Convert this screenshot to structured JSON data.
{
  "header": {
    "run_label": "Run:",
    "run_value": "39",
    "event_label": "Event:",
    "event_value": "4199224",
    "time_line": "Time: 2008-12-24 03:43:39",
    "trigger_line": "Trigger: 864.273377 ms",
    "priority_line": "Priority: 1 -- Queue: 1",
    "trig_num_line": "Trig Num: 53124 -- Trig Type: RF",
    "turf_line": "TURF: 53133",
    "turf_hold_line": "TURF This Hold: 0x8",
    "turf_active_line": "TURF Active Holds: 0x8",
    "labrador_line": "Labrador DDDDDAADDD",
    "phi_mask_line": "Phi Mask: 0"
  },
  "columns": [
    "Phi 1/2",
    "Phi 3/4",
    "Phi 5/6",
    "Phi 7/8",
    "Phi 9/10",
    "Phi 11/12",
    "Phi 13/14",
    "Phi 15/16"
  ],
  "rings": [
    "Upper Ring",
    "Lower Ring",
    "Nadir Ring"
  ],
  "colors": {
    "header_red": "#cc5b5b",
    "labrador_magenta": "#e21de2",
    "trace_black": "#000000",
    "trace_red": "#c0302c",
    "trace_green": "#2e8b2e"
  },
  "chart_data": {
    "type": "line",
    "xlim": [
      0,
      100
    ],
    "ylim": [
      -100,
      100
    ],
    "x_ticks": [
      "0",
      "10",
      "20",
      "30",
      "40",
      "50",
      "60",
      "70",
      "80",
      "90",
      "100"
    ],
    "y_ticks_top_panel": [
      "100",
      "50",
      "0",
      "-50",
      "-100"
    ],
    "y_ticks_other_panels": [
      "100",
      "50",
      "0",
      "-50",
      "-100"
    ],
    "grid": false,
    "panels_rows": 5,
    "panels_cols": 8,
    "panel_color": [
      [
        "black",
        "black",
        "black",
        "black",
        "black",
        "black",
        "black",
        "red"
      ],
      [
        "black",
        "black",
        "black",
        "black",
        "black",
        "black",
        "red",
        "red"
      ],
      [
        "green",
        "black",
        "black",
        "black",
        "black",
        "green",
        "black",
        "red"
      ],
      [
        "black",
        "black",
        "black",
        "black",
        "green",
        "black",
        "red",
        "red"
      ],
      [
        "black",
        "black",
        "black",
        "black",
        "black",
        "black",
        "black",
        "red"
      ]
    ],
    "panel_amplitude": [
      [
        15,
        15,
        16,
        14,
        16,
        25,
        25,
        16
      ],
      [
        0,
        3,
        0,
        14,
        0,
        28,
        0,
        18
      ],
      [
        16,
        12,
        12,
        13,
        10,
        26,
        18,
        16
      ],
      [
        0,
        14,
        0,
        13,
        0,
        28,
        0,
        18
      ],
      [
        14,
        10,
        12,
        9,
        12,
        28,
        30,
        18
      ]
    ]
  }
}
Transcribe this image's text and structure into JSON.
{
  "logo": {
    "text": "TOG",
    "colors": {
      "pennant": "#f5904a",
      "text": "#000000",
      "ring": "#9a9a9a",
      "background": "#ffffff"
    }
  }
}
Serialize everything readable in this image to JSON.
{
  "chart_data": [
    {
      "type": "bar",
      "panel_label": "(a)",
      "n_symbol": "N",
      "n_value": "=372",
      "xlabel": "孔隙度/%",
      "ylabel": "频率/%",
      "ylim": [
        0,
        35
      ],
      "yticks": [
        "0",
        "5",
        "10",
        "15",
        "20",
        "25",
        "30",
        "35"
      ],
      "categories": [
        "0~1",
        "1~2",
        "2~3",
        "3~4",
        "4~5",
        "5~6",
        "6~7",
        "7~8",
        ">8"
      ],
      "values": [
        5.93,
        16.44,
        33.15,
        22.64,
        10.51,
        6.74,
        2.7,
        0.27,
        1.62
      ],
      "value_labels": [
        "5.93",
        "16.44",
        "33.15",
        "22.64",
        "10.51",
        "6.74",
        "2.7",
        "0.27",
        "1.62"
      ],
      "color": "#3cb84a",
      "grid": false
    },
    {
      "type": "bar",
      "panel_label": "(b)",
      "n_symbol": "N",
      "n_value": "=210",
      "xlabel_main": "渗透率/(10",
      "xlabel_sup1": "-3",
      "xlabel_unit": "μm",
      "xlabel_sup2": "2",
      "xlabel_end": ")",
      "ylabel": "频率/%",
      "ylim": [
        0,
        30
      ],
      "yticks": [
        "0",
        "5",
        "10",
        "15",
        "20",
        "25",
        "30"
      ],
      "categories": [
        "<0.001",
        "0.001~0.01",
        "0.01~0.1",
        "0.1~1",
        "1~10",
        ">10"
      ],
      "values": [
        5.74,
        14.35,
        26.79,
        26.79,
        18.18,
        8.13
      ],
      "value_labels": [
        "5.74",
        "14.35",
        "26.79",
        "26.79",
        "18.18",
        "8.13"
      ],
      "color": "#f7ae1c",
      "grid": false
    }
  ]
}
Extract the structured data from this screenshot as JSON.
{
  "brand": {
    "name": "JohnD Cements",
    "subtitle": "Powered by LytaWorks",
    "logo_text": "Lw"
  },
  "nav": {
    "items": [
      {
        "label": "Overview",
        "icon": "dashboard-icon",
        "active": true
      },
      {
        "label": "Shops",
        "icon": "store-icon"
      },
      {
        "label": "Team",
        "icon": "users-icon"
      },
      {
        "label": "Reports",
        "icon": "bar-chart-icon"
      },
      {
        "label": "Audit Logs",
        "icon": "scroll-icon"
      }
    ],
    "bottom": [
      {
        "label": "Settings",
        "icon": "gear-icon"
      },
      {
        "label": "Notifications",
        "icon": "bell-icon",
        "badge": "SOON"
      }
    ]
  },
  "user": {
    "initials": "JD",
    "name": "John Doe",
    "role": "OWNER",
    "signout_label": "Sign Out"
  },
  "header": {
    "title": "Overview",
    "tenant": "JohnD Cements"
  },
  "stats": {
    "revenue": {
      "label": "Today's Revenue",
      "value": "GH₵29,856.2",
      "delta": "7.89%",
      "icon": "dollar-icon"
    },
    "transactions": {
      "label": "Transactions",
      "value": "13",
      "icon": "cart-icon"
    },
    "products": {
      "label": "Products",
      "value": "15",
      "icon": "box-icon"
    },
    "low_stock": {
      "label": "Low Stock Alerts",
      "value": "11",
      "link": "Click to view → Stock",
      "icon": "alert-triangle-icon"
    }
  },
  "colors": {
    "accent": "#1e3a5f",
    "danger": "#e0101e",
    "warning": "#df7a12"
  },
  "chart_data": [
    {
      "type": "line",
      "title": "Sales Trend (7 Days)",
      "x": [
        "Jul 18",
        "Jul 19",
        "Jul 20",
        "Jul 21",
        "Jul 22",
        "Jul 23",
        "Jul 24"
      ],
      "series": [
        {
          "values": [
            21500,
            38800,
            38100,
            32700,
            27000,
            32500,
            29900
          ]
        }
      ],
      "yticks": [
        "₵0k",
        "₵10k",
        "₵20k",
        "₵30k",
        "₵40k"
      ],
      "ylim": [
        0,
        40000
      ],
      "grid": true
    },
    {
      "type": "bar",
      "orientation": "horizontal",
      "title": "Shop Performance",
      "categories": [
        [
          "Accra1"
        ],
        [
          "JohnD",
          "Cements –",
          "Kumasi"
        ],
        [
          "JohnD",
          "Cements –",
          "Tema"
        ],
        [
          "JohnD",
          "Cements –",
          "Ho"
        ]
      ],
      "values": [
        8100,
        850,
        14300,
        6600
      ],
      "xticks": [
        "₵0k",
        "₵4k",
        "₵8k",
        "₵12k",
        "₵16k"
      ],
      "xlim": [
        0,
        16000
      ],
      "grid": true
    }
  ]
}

● **INSTRUCTIONS FOR THE TASK**
Recite the full listing above exactly.

● **RESULT OF THE EXERCISE**
Convert this screenshot to structured JSON data.
{
  "header": {
    "run_label": "Run:",
    "run_value": "39",
    "event_label": "Event:",
    "event_value": "4199224",
    "time_line": "Time: 2008-12-24 03:43:39",
    "trigger_line": "Trigger: 864.273377 ms",
    "priority_line": "Priority: 1 -- Queue: 1",
    "trig_num_line": "Trig Num: 53124 -- Trig Type: RF",
    "turf_line": "TURF: 53133",
    "turf_hold_line": "TURF This Hold: 0x8",
    "turf_active_line": "TURF Active Holds: 0x8",
    "labrador_line": "Labrador DDDDDAADDD",
    "phi_mask_line": "Phi Mask: 0"
  },
  "columns": [
    "Phi 1/2",
    "Phi 3/4",
    "Phi 5/6",
    "Phi 7/8",
    "Phi 9/10",
    "Phi 11/12",
    "Phi 13/14",
    "Phi 15/16"
  ],
  "rings": [
    "Upper Ring",
    "Lower Ring",
    "Nadir Ring"
  ],
  "colors": {
    "header_red": "#cc5b5b",
    "labrador_magenta": "#e21de2",
    "trace_black": "#000000",
    "trace_red": "#c0302c",
    "trace_green": "#2e8b2e"
  },
  "chart_data": {
    "type": "line",
    "xlim": [
      0,
      100
    ],
    "ylim": [
      -100,
      100
    ],
    "x_ticks": [
      "0",
      "10",
      "20",
      "30",
      "40",
      "50",
      "60",
      "70",
      "80",
      "90",
      "100"
    ],
    "y_ticks_top_panel": [
      "100",
      "50",
      "0",
      "-50",
      "-100"
    ],
    "y_ticks_other_panels": [
      "100",
      "50",
      "0",
      "-50",
      "-100"
    ],
    "grid": false,
    "panels_rows": 5,
    "panels_cols": 8,
    "panel_color": [
      [
        "black",
        "black",
        "black",
        "black",
        "black",
        "black",
        "black",
        "red"
      ],
      [
        "black",
        "black",
        "black",
        "black",
        "black",
        "black",
        "red",
        "red"
      ],
      [
        "green",
        "black",
        "black",
        "black",
        "black",
        "green",
        "black",
        "red"
      ],
      [
        "black",
        "black",
        "black",
        "black",
        "green",
        "black",
        "red",
        "red"
      ],
      [
        "black",
        "black",
        "black",
        "black",
        "black",
        "black",
        "black",
        "red"
      ]
    ],
    "panel_amplitude": [
      [
        15,
        15,
        16,
        14,
        16,
        25,
        25,
        16
      ],
      [
        0,
        3,
        0,
        14,
        0,
        28,
        0,
        18
      ],
      [
        16,
        12,
        12,
        13,
        10,
        26,
        18,
        16
      ],
      [
        0,
        14,
        0,
        13,
        0,
        28,
        0,
        18
      ],
      [
        14,
        10,
        12,
        9,
        12,
        28,
        30,
        18
      ]
    ]
  }
}
Transcribe this image's text and structure into JSON.
{
  "logo": {
    "text": "TOG",
    "colors": {
      "pennant": "#f5904a",
      "text": "#000000",
      "ring": "#9a9a9a",
      "background": "#ffffff"
    }
  }
}
Serialize everything readable in this image to JSON.
{
  "chart_data": [
    {
      "type": "bar",
      "panel_label": "(a)",
      "n_symbol": "N",
      "n_value": "=372",
      "xlabel": "孔隙度/%",
      "ylabel": "频率/%",
      "ylim": [
        0,
        35
      ],
      "yticks": [
        "0",
        "5",
        "10",
        "15",
        "20",
        "25",
        "30",
        "35"
      ],
      "categories": [
        "0~1",
        "1~2",
        "2~3",
        "3~4",
        "4~5",
        "5~6",
        "6~7",
        "7~8",
        ">8"
      ],
      "values": [
        5.93,
        16.44,
        33.15,
        22.64,
        10.51,
        6.74,
        2.7,
        0.27,
        1.62
      ],
      "value_labels": [
        "5.93",
        "16.44",
        "33.15",
        "22.64",
        "10.51",
        "6.74",
        "2.7",
        "0.27",
        "1.62"
      ],
      "color": "#3cb84a",
      "grid": false
    },
    {
      "type": "bar",
      "panel_label": "(b)",
      "n_symbol": "N",
      "n_value": "=210",
      "xlabel_main": "渗透率/(10",
      "xlabel_sup1": "-3",
      "xlabel_unit": "μm",
      "xlabel_sup2": "2",
      "xlabel_end": ")",
      "ylabel": "频率/%",
      "ylim": [
        0,
        30
      ],
      "yticks": [
        "0",
        "5",
        "10",
        "15",
        "20",
        "25",
        "30"
      ],
      "categories": [
        "<0.001",
        "0.001~0.01",
        "0.01~0.1",
        "0.1~1",
        "1~10",
        ">10"
      ],
      "values": [
        5.74,
        14.35,
        26.79,
        26.79,
        18.18,
        8.13
      ],
      "value_labels": [
        "5.74",
        "14.35",
        "26.79",
        "26.79",
        "18.18",
        "8.13"
      ],
      "color": "#f7ae1c",
      "grid": false
    }
  ]
}
Extract the structured data from this screenshot as JSON.
{
  "brand": {
    "name": "JohnD Cements",
    "subtitle": "Powered by LytaWorks",
    "logo_text": "Lw"
  },
  "nav": {
    "items": [
      {
        "label": "Overview",
        "icon": "dashboard-icon",
        "active": true
      },
      {
        "label": "Shops",
        "icon": "store-icon"
      },
      {
        "label": "Team",
        "icon": "users-icon"
      },
      {
        "label": "Reports",
        "icon": "bar-chart-icon"
      },
      {
        "label": "Audit Logs",
        "icon": "scroll-icon"
      }
    ],
    "bottom": [
      {
        "label": "Settings",
        "icon": "gear-icon"
      },
      {
        "label": "Notifications",
        "icon": "bell-icon",
        "badge": "SOON"
      }
    ]
  },
  "user": {
    "initials": "JD",
    "name": "John Doe",
    "role": "OWNER",
    "signout_label": "Sign Out"
  },
  "header": {
    "title": "Overview",
    "tenant": "JohnD Cements"
  },
  "stats": {
    "revenue": {
      "label": "Today's Revenue",
      "value": "GH₵29,856.2",
      "delta": "7.89%",
      "icon": "dollar-icon"
    },
    "transactions": {
      "label": "Transactions",
      "value": "13",
      "icon": "cart-icon"
    },
    "products": {
      "label": "Products",
      "value": "15",
      "icon": "box-icon"
    },
    "low_stock": {
      "label": "Low Stock Alerts",
      "value": "11",
      "link": "Click to view → Stock",
      "icon": "alert-triangle-icon"
    }
  },
  "colors": {
    "accent": "#1e3a5f",
    "danger": "#e0101e",
    "warning": "#df7a12"
  },
  "chart_data": [
    {
      "type": "line",
      "title": "Sales Trend (7 Days)",
      "x": [
        "Jul 18",
        "Jul 19",
        "Jul 20",
        "Jul 21",
        "Jul 22",
        "Jul 23",
        "Jul 24"
      ],
      "series": [
        {
          "values": [
            21500,
            38800,
            38100,
            32700,
            27000,
            32500,
            29900
          ]
        }
      ],
      "yticks": [
        "₵0k",
        "₵10k",
        "₵20k",
        "₵30k",
        "₵40k"
      ],
      "ylim": [
        0,
        40000
      ],
      "grid": true
    },
    {
      "type": "bar",
      "orientation": "horizontal",
      "title": "Shop Performance",
      "categories": [
        [
          "Accra1"
        ],
        [
          "JohnD",
          "Cements –",
          "Kumasi"
        ],
        [
          "JohnD",
          "Cements –",
          "Tema"
        ],
        [
          "JohnD",
          "Cements –",
          "Ho"
        ]
      ],
      "values": [
        8100,
        850,
        14300,
        6600
      ],
      "xticks": [
        "₵0k",
        "₵4k",
        "₵8k",
        "₵12k",
        "₵16k"
      ],
      "xlim": [
        0,
        16000
      ],
      "grid": true
    }
  ]
}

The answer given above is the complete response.